■ **THE PROBLEM**: Write out each record below exactly as it appears, with no pictures.

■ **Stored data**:
========================

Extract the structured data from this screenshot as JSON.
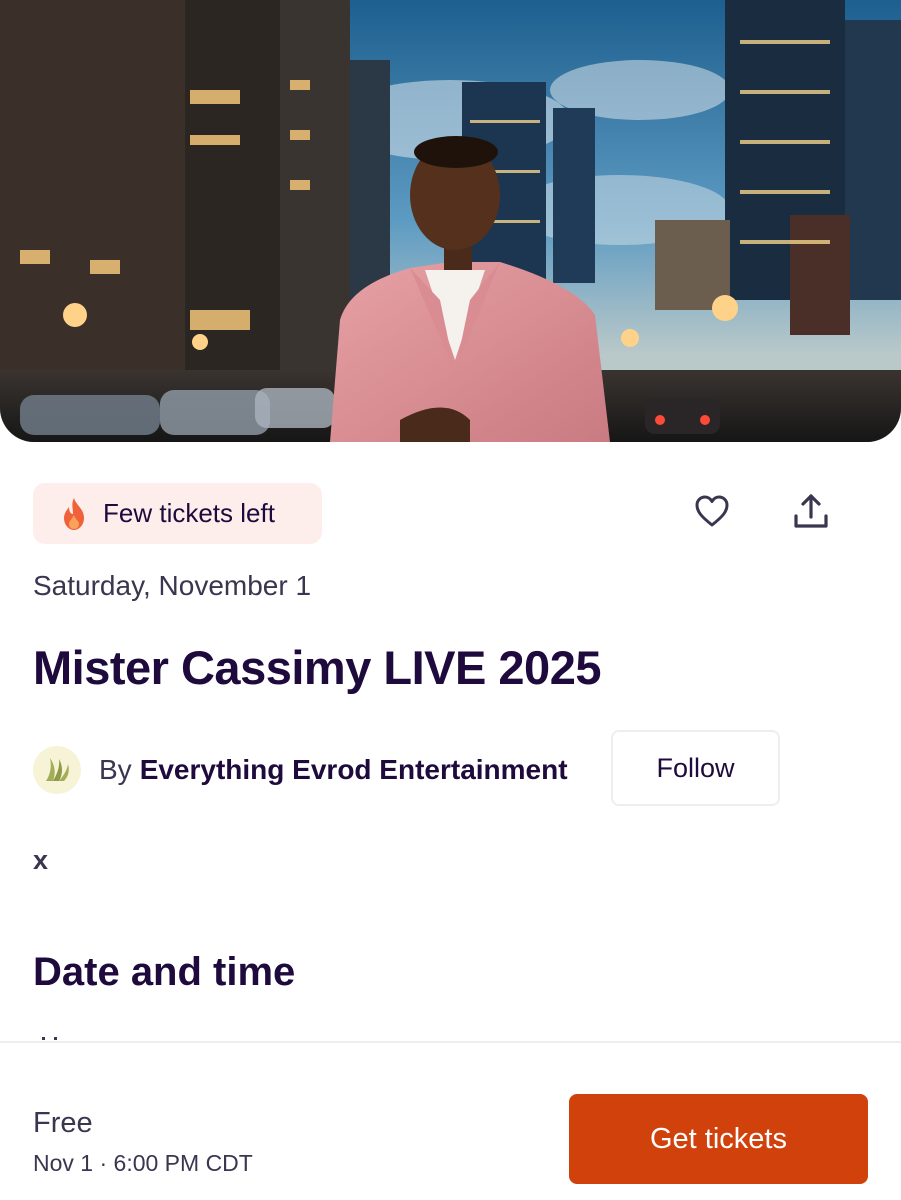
{
  "hero": {
    "image_alt": "Man in pink suit standing on a city street at dusk"
  },
  "badge": {
    "icon": "fire-icon",
    "text": "Few tickets left"
  },
  "actions": {
    "like_icon": "heart-icon",
    "share_icon": "share-icon"
  },
  "event": {
    "date": "Saturday, November 1",
    "title": "Mister Cassimy LIVE 2025"
  },
  "organizer": {
    "by_label": "By",
    "name": "Everything Evrod Entertainment",
    "follow_label": "Follow"
  },
  "summary": {
    "text": "x"
  },
  "sections": {
    "date_and_time": "Date and time"
  },
  "footer": {
    "price": "Free",
    "datetime": "Nov 1 · 6:00 PM CDT",
    "cta_label": "Get tickets"
  },
  "colors": {
    "brand_orange": "#d1410c",
    "text_dark": "#1e0a3c",
    "badge_bg": "#fdeeec"
  }
}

========================

■ **FULL OUTPUT**:
Extract the structured data from this screenshot as JSON.
{
  "hero": {
    "image_alt": "Man in pink suit standing on a city street at dusk"
  },
  "badge": {
    "icon": "fire-icon",
    "text": "Few tickets left"
  },
  "actions": {
    "like_icon": "heart-icon",
    "share_icon": "share-icon"
  },
  "event": {
    "date": "Saturday, November 1",
    "title": "Mister Cassimy LIVE 2025"
  },
  "organizer": {
    "by_label": "By",
    "name": "Everything Evrod Entertainment",
    "follow_label": "Follow"
  },
  "summary": {
    "text": "x"
  },
  "sections": {
    "date_and_time": "Date and time"
  },
  "footer": {
    "price": "Free",
    "datetime": "Nov 1 · 6:00 PM CDT",
    "cta_label": "Get tickets"
  },
  "colors": {
    "brand_orange": "#d1410c",
    "text_dark": "#1e0a3c",
    "badge_bg": "#fdeeec"
  }
}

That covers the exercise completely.